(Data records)

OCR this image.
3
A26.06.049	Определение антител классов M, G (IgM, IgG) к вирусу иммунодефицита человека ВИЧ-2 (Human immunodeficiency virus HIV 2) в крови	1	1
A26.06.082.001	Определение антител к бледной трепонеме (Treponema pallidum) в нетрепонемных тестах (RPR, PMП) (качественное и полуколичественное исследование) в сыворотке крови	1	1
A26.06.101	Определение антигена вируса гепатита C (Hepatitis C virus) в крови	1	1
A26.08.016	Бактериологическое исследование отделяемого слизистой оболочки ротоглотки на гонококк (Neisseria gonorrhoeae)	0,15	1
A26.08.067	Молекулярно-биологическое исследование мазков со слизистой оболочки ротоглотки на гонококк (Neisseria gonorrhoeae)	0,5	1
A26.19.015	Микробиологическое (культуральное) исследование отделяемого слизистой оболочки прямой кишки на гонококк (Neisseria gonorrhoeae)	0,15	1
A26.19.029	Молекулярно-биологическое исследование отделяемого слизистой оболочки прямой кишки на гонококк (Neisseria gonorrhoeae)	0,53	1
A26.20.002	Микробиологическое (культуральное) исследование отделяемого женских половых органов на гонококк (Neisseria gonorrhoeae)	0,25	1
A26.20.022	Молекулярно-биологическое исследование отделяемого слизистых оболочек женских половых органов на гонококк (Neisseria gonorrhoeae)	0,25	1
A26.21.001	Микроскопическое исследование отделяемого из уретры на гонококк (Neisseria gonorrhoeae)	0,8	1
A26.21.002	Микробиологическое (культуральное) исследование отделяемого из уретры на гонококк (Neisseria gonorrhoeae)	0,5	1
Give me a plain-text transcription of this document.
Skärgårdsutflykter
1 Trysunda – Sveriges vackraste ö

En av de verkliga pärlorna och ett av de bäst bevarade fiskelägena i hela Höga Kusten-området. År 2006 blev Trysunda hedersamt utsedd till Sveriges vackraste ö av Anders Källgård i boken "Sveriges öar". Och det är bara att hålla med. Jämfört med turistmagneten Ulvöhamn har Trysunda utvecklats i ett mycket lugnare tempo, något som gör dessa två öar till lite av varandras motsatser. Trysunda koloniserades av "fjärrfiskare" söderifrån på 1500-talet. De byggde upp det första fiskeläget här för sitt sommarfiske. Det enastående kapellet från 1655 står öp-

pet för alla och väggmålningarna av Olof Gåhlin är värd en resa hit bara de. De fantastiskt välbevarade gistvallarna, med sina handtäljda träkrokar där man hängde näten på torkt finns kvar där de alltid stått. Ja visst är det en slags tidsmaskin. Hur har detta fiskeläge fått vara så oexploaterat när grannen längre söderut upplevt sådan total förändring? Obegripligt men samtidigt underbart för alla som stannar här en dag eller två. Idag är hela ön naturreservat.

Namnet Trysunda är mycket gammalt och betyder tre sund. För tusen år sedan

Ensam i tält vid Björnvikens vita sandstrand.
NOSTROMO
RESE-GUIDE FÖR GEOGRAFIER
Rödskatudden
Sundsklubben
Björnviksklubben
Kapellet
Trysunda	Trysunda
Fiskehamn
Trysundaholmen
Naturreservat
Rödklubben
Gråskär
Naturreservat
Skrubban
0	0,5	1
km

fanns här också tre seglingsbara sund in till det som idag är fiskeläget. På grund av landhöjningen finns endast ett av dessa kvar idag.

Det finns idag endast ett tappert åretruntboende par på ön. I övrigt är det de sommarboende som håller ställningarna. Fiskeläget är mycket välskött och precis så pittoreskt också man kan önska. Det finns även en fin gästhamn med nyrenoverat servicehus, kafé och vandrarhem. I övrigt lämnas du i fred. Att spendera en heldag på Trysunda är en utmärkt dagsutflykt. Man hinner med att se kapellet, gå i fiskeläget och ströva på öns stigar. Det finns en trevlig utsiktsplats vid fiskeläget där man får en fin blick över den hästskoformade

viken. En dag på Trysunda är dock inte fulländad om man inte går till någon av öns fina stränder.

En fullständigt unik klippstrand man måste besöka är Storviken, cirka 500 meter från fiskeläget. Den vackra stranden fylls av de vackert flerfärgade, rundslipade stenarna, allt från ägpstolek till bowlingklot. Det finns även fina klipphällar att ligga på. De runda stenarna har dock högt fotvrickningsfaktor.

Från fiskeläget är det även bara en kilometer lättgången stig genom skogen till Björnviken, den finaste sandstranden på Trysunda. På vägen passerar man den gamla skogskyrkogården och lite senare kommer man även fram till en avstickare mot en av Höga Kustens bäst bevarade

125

...

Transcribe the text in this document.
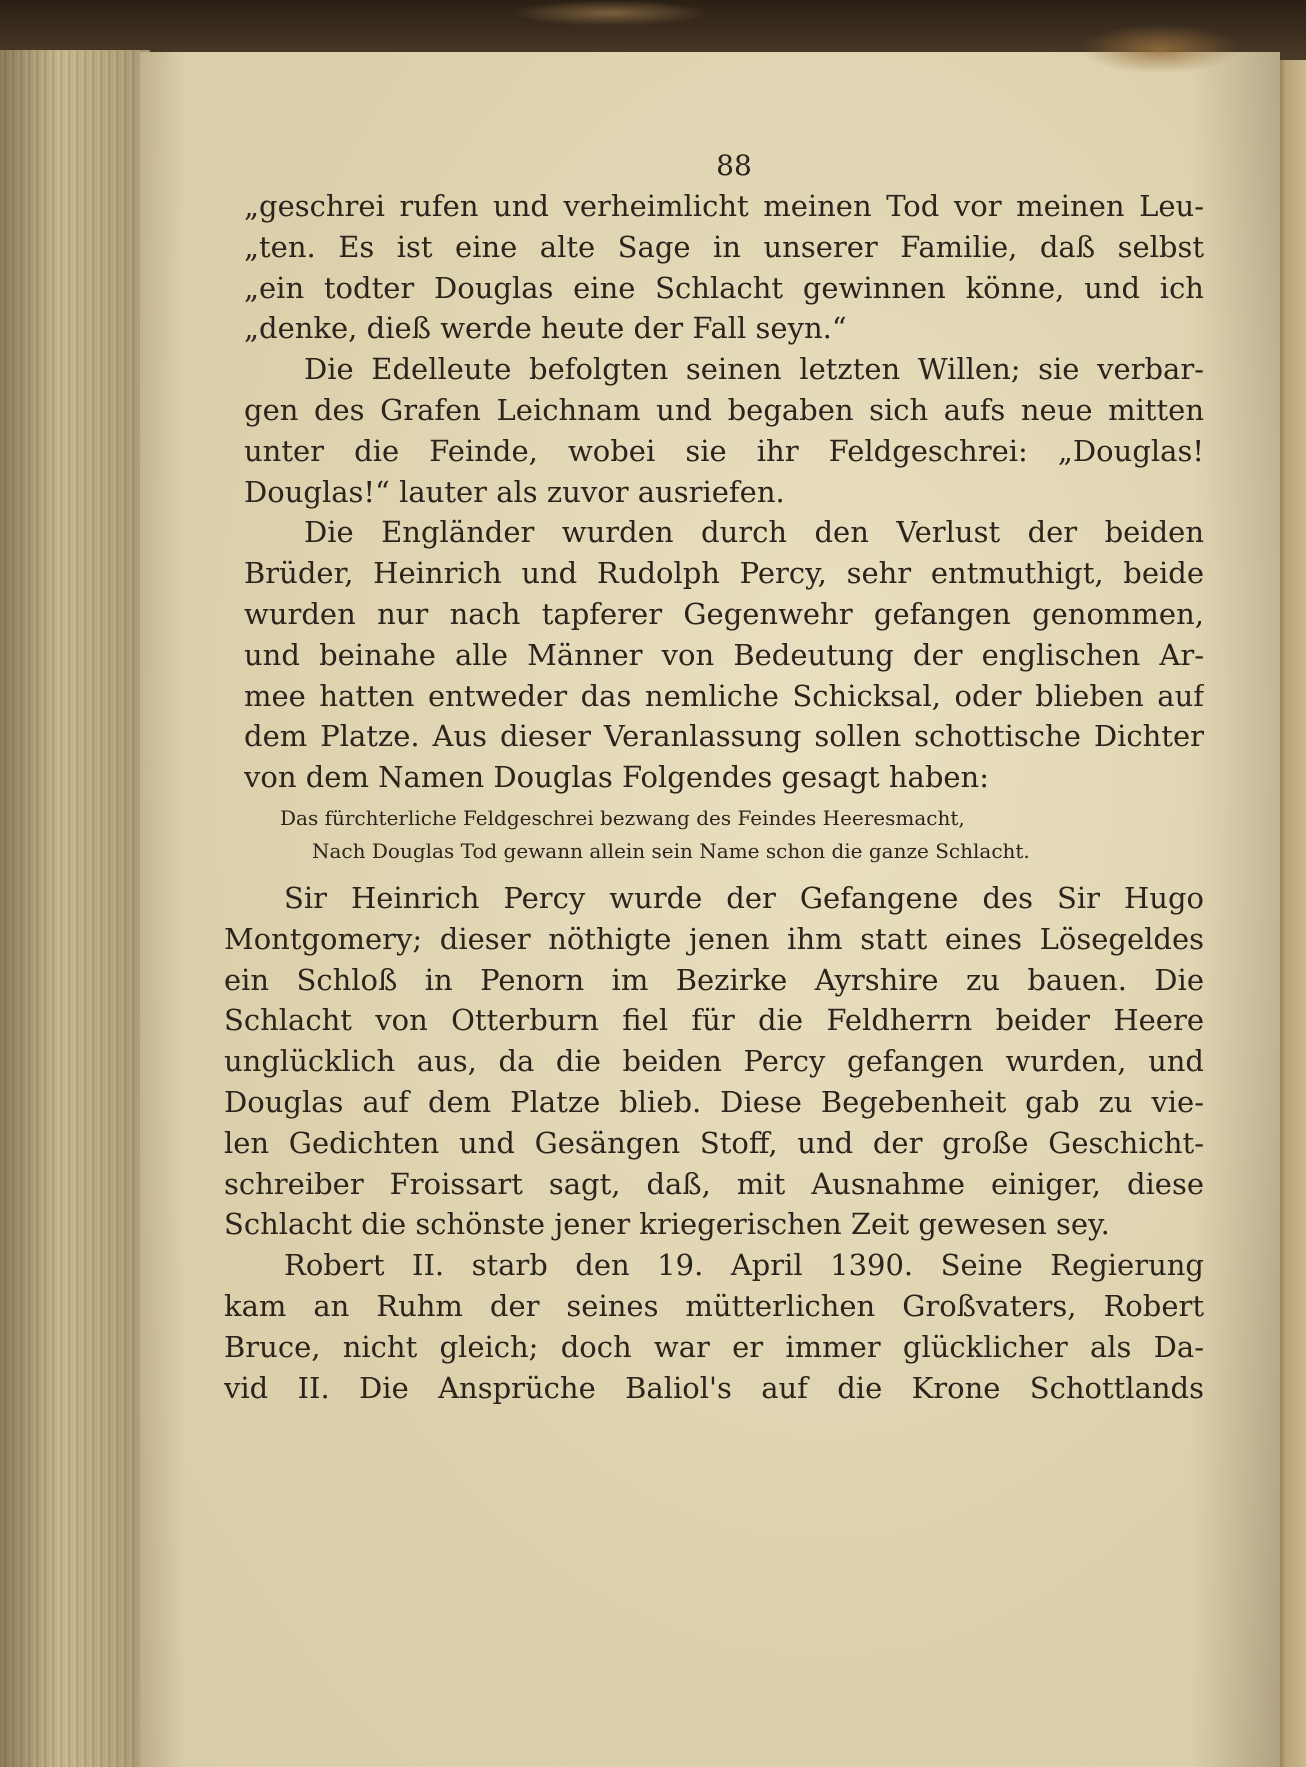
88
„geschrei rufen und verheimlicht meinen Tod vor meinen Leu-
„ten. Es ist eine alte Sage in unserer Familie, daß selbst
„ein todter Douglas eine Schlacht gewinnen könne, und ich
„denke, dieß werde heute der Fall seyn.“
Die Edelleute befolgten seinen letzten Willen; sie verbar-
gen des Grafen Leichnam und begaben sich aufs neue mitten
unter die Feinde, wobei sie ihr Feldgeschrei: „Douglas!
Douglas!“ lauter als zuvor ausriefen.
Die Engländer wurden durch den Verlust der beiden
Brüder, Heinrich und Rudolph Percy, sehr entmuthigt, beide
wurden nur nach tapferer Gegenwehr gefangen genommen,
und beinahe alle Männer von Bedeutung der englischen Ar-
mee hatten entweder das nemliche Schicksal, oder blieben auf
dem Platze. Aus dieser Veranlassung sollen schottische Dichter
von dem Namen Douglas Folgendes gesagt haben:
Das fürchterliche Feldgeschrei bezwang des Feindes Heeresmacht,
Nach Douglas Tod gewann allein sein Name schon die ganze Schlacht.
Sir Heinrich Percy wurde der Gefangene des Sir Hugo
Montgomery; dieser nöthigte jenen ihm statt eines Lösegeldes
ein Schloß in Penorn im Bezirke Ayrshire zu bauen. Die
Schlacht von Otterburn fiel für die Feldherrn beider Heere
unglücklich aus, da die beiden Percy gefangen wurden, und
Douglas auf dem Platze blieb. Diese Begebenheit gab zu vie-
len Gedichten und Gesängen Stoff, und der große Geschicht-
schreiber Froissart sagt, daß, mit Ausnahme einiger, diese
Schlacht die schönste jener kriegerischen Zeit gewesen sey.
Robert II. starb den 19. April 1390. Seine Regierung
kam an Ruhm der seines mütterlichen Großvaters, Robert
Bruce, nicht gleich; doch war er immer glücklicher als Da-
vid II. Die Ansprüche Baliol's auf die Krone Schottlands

What the task requires =>
Go through the records and pull out each line that includes the word "document".

Solution to this problem =>
Give me a plain-text transcription of this document.
Transcribe the text in this document.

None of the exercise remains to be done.